• Records for this task:
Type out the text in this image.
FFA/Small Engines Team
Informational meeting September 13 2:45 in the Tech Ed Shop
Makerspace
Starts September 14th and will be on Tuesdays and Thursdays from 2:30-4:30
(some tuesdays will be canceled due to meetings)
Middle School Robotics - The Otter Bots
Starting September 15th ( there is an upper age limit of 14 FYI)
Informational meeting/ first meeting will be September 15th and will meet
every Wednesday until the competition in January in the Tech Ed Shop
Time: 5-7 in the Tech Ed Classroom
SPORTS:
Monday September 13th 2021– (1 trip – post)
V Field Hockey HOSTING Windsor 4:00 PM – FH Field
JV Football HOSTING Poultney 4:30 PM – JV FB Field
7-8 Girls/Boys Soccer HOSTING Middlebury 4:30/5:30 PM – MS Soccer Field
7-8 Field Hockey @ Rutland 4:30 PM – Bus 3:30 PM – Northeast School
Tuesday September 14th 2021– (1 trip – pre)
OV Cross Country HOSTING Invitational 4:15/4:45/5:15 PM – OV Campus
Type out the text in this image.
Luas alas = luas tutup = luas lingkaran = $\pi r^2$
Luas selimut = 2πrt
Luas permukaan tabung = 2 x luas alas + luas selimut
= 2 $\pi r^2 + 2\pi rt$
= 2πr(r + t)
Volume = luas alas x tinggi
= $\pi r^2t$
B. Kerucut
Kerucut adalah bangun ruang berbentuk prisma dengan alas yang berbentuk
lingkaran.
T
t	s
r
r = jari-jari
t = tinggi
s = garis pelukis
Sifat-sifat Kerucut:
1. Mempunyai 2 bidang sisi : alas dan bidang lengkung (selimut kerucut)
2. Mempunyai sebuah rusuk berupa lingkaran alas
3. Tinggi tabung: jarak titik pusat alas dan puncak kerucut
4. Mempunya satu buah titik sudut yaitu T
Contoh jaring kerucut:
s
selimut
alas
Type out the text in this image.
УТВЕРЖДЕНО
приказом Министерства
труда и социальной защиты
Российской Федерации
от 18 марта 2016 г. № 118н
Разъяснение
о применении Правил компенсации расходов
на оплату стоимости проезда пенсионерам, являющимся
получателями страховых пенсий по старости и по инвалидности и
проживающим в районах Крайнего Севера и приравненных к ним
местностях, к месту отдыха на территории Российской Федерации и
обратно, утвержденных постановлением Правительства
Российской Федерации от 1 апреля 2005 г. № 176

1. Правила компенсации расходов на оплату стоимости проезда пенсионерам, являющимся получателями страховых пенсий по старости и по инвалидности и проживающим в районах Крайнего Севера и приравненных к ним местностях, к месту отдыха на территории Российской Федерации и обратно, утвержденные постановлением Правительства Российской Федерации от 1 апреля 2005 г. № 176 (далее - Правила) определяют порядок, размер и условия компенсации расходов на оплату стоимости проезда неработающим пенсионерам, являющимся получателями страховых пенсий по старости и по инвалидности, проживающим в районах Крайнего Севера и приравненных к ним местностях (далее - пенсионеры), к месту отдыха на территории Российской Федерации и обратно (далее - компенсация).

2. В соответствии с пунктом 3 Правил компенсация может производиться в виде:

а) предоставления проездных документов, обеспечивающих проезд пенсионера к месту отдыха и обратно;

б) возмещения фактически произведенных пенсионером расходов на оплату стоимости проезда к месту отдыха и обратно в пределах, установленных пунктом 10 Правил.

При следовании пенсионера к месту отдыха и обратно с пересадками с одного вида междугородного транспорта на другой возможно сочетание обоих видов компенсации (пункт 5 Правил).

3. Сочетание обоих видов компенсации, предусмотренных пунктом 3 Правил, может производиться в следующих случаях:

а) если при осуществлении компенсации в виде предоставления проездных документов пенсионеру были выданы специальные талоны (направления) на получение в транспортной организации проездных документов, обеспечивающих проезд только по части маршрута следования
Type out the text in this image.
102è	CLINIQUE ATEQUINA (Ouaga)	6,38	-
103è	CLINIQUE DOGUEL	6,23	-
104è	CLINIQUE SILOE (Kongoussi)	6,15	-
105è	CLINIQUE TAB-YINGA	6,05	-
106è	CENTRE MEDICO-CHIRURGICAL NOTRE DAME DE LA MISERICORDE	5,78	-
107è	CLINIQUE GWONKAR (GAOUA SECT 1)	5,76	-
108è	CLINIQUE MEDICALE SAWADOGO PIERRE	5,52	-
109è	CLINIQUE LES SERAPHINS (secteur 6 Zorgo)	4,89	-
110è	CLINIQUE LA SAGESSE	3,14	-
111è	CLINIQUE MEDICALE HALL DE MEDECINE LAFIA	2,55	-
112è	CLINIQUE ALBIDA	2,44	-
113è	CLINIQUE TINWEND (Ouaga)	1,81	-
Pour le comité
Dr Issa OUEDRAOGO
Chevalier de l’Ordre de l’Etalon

• Written task: Write down the full listing again, exactly.

• Written response:
Type out the text in this image.
FFA/Small Engines Team
Informational meeting September 13 2:45 in the Tech Ed Shop
Makerspace
Starts September 14th and will be on Tuesdays and Thursdays from 2:30-4:30
(some tuesdays will be canceled due to meetings)
Middle School Robotics - The Otter Bots
Starting September 15th ( there is an upper age limit of 14 FYI)
Informational meeting/ first meeting will be September 15th and will meet
every Wednesday until the competition in January in the Tech Ed Shop
Time: 5-7 in the Tech Ed Classroom
SPORTS:
Monday September 13th 2021– (1 trip – post)
V Field Hockey HOSTING Windsor 4:00 PM – FH Field
JV Football HOSTING Poultney 4:30 PM – JV FB Field
7-8 Girls/Boys Soccer HOSTING Middlebury 4:30/5:30 PM – MS Soccer Field
7-8 Field Hockey @ Rutland 4:30 PM – Bus 3:30 PM – Northeast School
Tuesday September 14th 2021– (1 trip – pre)
OV Cross Country HOSTING Invitational 4:15/4:45/5:15 PM – OV Campus
Type out the text in this image.
Luas alas = luas tutup = luas lingkaran = $\pi r^2$
Luas selimut = 2πrt
Luas permukaan tabung = 2 x luas alas + luas selimut
= 2 $\pi r^2 + 2\pi rt$
= 2πr(r + t)
Volume = luas alas x tinggi
= $\pi r^2t$
B. Kerucut
Kerucut adalah bangun ruang berbentuk prisma dengan alas yang berbentuk
lingkaran.
T
t	s
r
r = jari-jari
t = tinggi
s = garis pelukis
Sifat-sifat Kerucut:
1. Mempunyai 2 bidang sisi : alas dan bidang lengkung (selimut kerucut)
2. Mempunyai sebuah rusuk berupa lingkaran alas
3. Tinggi tabung: jarak titik pusat alas dan puncak kerucut
4. Mempunya satu buah titik sudut yaitu T
Contoh jaring kerucut:
s
selimut
alas
Type out the text in this image.
УТВЕРЖДЕНО
приказом Министерства
труда и социальной защиты
Российской Федерации
от 18 марта 2016 г. № 118н
Разъяснение
о применении Правил компенсации расходов
на оплату стоимости проезда пенсионерам, являющимся
получателями страховых пенсий по старости и по инвалидности и
проживающим в районах Крайнего Севера и приравненных к ним
местностях, к месту отдыха на территории Российской Федерации и
обратно, утвержденных постановлением Правительства
Российской Федерации от 1 апреля 2005 г. № 176

1. Правила компенсации расходов на оплату стоимости проезда пенсионерам, являющимся получателями страховых пенсий по старости и по инвалидности и проживающим в районах Крайнего Севера и приравненных к ним местностях, к месту отдыха на территории Российской Федерации и обратно, утвержденные постановлением Правительства Российской Федерации от 1 апреля 2005 г. № 176 (далее - Правила) определяют порядок, размер и условия компенсации расходов на оплату стоимости проезда неработающим пенсионерам, являющимся получателями страховых пенсий по старости и по инвалидности, проживающим в районах Крайнего Севера и приравненных к ним местностях (далее - пенсионеры), к месту отдыха на территории Российской Федерации и обратно (далее - компенсация).

2. В соответствии с пунктом 3 Правил компенсация может производиться в виде:

а) предоставления проездных документов, обеспечивающих проезд пенсионера к месту отдыха и обратно;

б) возмещения фактически произведенных пенсионером расходов на оплату стоимости проезда к месту отдыха и обратно в пределах, установленных пунктом 10 Правил.

При следовании пенсионера к месту отдыха и обратно с пересадками с одного вида междугородного транспорта на другой возможно сочетание обоих видов компенсации (пункт 5 Правил).

3. Сочетание обоих видов компенсации, предусмотренных пунктом 3 Правил, может производиться в следующих случаях:

а) если при осуществлении компенсации в виде предоставления проездных документов пенсионеру были выданы специальные талоны (направления) на получение в транспортной организации проездных документов, обеспечивающих проезд только по части маршрута следования
Type out the text in this image.
102è	CLINIQUE ATEQUINA (Ouaga)	6,38	-
103è	CLINIQUE DOGUEL	6,23	-
104è	CLINIQUE SILOE (Kongoussi)	6,15	-
105è	CLINIQUE TAB-YINGA	6,05	-
106è	CENTRE MEDICO-CHIRURGICAL NOTRE DAME DE LA MISERICORDE	5,78	-
107è	CLINIQUE GWONKAR (GAOUA SECT 1)	5,76	-
108è	CLINIQUE MEDICALE SAWADOGO PIERRE	5,52	-
109è	CLINIQUE LES SERAPHINS (secteur 6 Zorgo)	4,89	-
110è	CLINIQUE LA SAGESSE	3,14	-
111è	CLINIQUE MEDICALE HALL DE MEDECINE LAFIA	2,55	-
112è	CLINIQUE ALBIDA	2,44	-
113è	CLINIQUE TINWEND (Ouaga)	1,81	-
Pour le comité
Dr Issa OUEDRAOGO
Chevalier de l’Ordre de l’Etalon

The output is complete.